── Given records
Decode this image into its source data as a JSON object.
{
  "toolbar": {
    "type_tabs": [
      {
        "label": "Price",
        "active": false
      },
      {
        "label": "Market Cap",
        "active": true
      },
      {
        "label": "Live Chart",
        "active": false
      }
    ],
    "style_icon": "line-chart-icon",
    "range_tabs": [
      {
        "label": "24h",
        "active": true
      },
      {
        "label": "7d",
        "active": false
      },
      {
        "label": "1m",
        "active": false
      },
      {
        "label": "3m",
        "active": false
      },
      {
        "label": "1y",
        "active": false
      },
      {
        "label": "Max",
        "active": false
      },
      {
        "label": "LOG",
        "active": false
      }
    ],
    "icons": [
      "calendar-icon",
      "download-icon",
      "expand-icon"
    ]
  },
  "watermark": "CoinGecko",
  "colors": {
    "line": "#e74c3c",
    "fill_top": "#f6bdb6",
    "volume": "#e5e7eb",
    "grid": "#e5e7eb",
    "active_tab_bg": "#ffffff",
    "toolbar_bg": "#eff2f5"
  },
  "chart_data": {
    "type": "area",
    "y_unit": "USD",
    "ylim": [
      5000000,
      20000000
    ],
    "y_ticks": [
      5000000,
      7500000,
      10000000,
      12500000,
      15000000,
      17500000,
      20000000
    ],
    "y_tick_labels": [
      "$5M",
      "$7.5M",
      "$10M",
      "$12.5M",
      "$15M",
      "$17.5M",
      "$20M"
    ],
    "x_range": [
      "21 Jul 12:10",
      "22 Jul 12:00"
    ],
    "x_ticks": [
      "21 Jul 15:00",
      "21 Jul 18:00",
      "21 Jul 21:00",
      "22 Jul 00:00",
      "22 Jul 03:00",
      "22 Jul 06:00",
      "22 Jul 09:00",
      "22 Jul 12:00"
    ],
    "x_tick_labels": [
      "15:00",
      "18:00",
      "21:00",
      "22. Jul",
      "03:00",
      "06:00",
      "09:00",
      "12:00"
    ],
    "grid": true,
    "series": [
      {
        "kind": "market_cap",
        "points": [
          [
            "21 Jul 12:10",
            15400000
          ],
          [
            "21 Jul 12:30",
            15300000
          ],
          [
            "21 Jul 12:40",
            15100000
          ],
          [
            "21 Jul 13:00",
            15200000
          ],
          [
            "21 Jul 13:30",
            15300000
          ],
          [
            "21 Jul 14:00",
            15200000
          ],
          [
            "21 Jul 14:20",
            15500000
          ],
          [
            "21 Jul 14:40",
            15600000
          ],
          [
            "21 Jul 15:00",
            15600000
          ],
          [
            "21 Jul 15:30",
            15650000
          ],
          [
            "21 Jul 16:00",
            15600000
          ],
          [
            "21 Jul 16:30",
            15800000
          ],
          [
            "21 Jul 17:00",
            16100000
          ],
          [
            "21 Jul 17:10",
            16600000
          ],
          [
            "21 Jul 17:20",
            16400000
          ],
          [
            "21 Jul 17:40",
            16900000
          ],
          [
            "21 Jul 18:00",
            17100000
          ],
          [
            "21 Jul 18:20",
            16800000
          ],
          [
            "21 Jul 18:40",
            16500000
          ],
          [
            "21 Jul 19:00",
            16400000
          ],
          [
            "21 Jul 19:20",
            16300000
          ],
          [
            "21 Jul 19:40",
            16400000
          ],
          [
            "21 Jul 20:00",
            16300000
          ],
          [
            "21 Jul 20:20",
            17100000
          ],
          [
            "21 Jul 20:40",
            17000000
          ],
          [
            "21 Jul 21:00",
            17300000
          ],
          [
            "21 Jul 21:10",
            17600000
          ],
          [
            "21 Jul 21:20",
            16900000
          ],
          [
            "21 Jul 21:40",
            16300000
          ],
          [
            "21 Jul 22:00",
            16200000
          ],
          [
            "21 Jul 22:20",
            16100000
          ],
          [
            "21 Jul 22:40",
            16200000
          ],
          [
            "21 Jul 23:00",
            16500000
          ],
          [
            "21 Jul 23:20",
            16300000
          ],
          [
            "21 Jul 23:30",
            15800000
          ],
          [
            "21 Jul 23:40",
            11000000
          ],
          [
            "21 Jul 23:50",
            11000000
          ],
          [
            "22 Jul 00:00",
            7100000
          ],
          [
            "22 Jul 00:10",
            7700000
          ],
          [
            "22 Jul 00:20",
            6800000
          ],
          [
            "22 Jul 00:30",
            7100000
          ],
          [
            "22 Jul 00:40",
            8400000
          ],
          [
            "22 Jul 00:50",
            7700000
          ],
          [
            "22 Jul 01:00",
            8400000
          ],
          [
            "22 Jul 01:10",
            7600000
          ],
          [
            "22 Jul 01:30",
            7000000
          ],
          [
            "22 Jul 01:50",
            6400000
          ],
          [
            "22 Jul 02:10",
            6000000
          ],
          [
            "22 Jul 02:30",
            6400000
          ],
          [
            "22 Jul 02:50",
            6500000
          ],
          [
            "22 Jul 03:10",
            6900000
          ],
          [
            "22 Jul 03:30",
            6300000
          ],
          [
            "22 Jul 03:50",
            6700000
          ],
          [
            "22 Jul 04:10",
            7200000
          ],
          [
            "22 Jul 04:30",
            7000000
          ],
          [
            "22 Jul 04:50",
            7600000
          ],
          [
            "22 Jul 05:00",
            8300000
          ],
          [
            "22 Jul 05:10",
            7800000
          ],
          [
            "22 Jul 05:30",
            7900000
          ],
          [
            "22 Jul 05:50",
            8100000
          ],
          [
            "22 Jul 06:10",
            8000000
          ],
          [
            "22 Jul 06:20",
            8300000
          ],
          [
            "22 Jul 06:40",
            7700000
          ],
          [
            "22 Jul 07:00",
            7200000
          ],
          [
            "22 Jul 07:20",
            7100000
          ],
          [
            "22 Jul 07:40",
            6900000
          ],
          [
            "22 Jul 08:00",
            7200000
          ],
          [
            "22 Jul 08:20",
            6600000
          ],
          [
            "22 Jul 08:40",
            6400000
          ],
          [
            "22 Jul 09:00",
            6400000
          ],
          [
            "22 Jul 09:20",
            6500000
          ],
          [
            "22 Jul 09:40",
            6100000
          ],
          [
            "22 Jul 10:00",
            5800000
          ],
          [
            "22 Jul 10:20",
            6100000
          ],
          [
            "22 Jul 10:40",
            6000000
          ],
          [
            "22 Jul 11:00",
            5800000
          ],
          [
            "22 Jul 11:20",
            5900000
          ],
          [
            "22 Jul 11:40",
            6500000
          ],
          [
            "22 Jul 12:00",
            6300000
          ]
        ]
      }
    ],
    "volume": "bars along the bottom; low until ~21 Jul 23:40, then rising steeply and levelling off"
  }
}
────
*Task prompt*
The records above should be returned exactly.

*Result of the exercise*
Decode this image into its source data as a JSON object.
{
  "toolbar": {
    "type_tabs": [
      {
        "label": "Price",
        "active": false
      },
      {
        "label": "Market Cap",
        "active": true
      },
      {
        "label": "Live Chart",
        "active": false
      }
    ],
    "style_icon": "line-chart-icon",
    "range_tabs": [
      {
        "label": "24h",
        "active": true
      },
      {
        "label": "7d",
        "active": false
      },
      {
        "label": "1m",
        "active": false
      },
      {
        "label": "3m",
        "active": false
      },
      {
        "label": "1y",
        "active": false
      },
      {
        "label": "Max",
        "active": false
      },
      {
        "label": "LOG",
        "active": false
      }
    ],
    "icons": [
      "calendar-icon",
      "download-icon",
      "expand-icon"
    ]
  },
  "watermark": "CoinGecko",
  "colors": {
    "line": "#e74c3c",
    "fill_top": "#f6bdb6",
    "volume": "#e5e7eb",
    "grid": "#e5e7eb",
    "active_tab_bg": "#ffffff",
    "toolbar_bg": "#eff2f5"
  },
  "chart_data": {
    "type": "area",
    "y_unit": "USD",
    "ylim": [
      5000000,
      20000000
    ],
    "y_ticks": [
      5000000,
      7500000,
      10000000,
      12500000,
      15000000,
      17500000,
      20000000
    ],
    "y_tick_labels": [
      "$5M",
      "$7.5M",
      "$10M",
      "$12.5M",
      "$15M",
      "$17.5M",
      "$20M"
    ],
    "x_range": [
      "21 Jul 12:10",
      "22 Jul 12:00"
    ],
    "x_ticks": [
      "21 Jul 15:00",
      "21 Jul 18:00",
      "21 Jul 21:00",
      "22 Jul 00:00",
      "22 Jul 03:00",
      "22 Jul 06:00",
      "22 Jul 09:00",
      "22 Jul 12:00"
    ],
    "x_tick_labels": [
      "15:00",
      "18:00",
      "21:00",
      "22. Jul",
      "03:00",
      "06:00",
      "09:00",
      "12:00"
    ],
    "grid": true,
    "series": [
      {
        "kind": "market_cap",
        "points": [
          [
            "21 Jul 12:10",
            15400000
          ],
          [
            "21 Jul 12:30",
            15300000
          ],
          [
            "21 Jul 12:40",
            15100000
          ],
          [
            "21 Jul 13:00",
            15200000
          ],
          [
            "21 Jul 13:30",
            15300000
          ],
          [
            "21 Jul 14:00",
            15200000
          ],
          [
            "21 Jul 14:20",
            15500000
          ],
          [
            "21 Jul 14:40",
            15600000
          ],
          [
            "21 Jul 15:00",
            15600000
          ],
          [
            "21 Jul 15:30",
            15650000
          ],
          [
            "21 Jul 16:00",
            15600000
          ],
          [
            "21 Jul 16:30",
            15800000
          ],
          [
            "21 Jul 17:00",
            16100000
          ],
          [
            "21 Jul 17:10",
            16600000
          ],
          [
            "21 Jul 17:20",
            16400000
          ],
          [
            "21 Jul 17:40",
            16900000
          ],
          [
            "21 Jul 18:00",
            17100000
          ],
          [
            "21 Jul 18:20",
            16800000
          ],
          [
            "21 Jul 18:40",
            16500000
          ],
          [
            "21 Jul 19:00",
            16400000
          ],
          [
            "21 Jul 19:20",
            16300000
          ],
          [
            "21 Jul 19:40",
            16400000
          ],
          [
            "21 Jul 20:00",
            16300000
          ],
          [
            "21 Jul 20:20",
            17100000
          ],
          [
            "21 Jul 20:40",
            17000000
          ],
          [
            "21 Jul 21:00",
            17300000
          ],
          [
            "21 Jul 21:10",
            17600000
          ],
          [
            "21 Jul 21:20",
            16900000
          ],
          [
            "21 Jul 21:40",
            16300000
          ],
          [
            "21 Jul 22:00",
            16200000
          ],
          [
            "21 Jul 22:20",
            16100000
          ],
          [
            "21 Jul 22:40",
            16200000
          ],
          [
            "21 Jul 23:00",
            16500000
          ],
          [
            "21 Jul 23:20",
            16300000
          ],
          [
            "21 Jul 23:30",
            15800000
          ],
          [
            "21 Jul 23:40",
            11000000
          ],
          [
            "21 Jul 23:50",
            11000000
          ],
          [
            "22 Jul 00:00",
            7100000
          ],
          [
            "22 Jul 00:10",
            7700000
          ],
          [
            "22 Jul 00:20",
            6800000
          ],
          [
            "22 Jul 00:30",
            7100000
          ],
          [
            "22 Jul 00:40",
            8400000
          ],
          [
            "22 Jul 00:50",
            7700000
          ],
          [
            "22 Jul 01:00",
            8400000
          ],
          [
            "22 Jul 01:10",
            7600000
          ],
          [
            "22 Jul 01:30",
            7000000
          ],
          [
            "22 Jul 01:50",
            6400000
          ],
          [
            "22 Jul 02:10",
            6000000
          ],
          [
            "22 Jul 02:30",
            6400000
          ],
          [
            "22 Jul 02:50",
            6500000
          ],
          [
            "22 Jul 03:10",
            6900000
          ],
          [
            "22 Jul 03:30",
            6300000
          ],
          [
            "22 Jul 03:50",
            6700000
          ],
          [
            "22 Jul 04:10",
            7200000
          ],
          [
            "22 Jul 04:30",
            7000000
          ],
          [
            "22 Jul 04:50",
            7600000
          ],
          [
            "22 Jul 05:00",
            8300000
          ],
          [
            "22 Jul 05:10",
            7800000
          ],
          [
            "22 Jul 05:30",
            7900000
          ],
          [
            "22 Jul 05:50",
            8100000
          ],
          [
            "22 Jul 06:10",
            8000000
          ],
          [
            "22 Jul 06:20",
            8300000
          ],
          [
            "22 Jul 06:40",
            7700000
          ],
          [
            "22 Jul 07:00",
            7200000
          ],
          [
            "22 Jul 07:20",
            7100000
          ],
          [
            "22 Jul 07:40",
            6900000
          ],
          [
            "22 Jul 08:00",
            7200000
          ],
          [
            "22 Jul 08:20",
            6600000
          ],
          [
            "22 Jul 08:40",
            6400000
          ],
          [
            "22 Jul 09:00",
            6400000
          ],
          [
            "22 Jul 09:20",
            6500000
          ],
          [
            "22 Jul 09:40",
            6100000
          ],
          [
            "22 Jul 10:00",
            5800000
          ],
          [
            "22 Jul 10:20",
            6100000
          ],
          [
            "22 Jul 10:40",
            6000000
          ],
          [
            "22 Jul 11:00",
            5800000
          ],
          [
            "22 Jul 11:20",
            5900000
          ],
          [
            "22 Jul 11:40",
            6500000
          ],
          [
            "22 Jul 12:00",
            6300000
          ]
        ]
      }
    ],
    "volume": "bars along the bottom; low until ~21 Jul 23:40, then rising steeply and levelling off"
  }
}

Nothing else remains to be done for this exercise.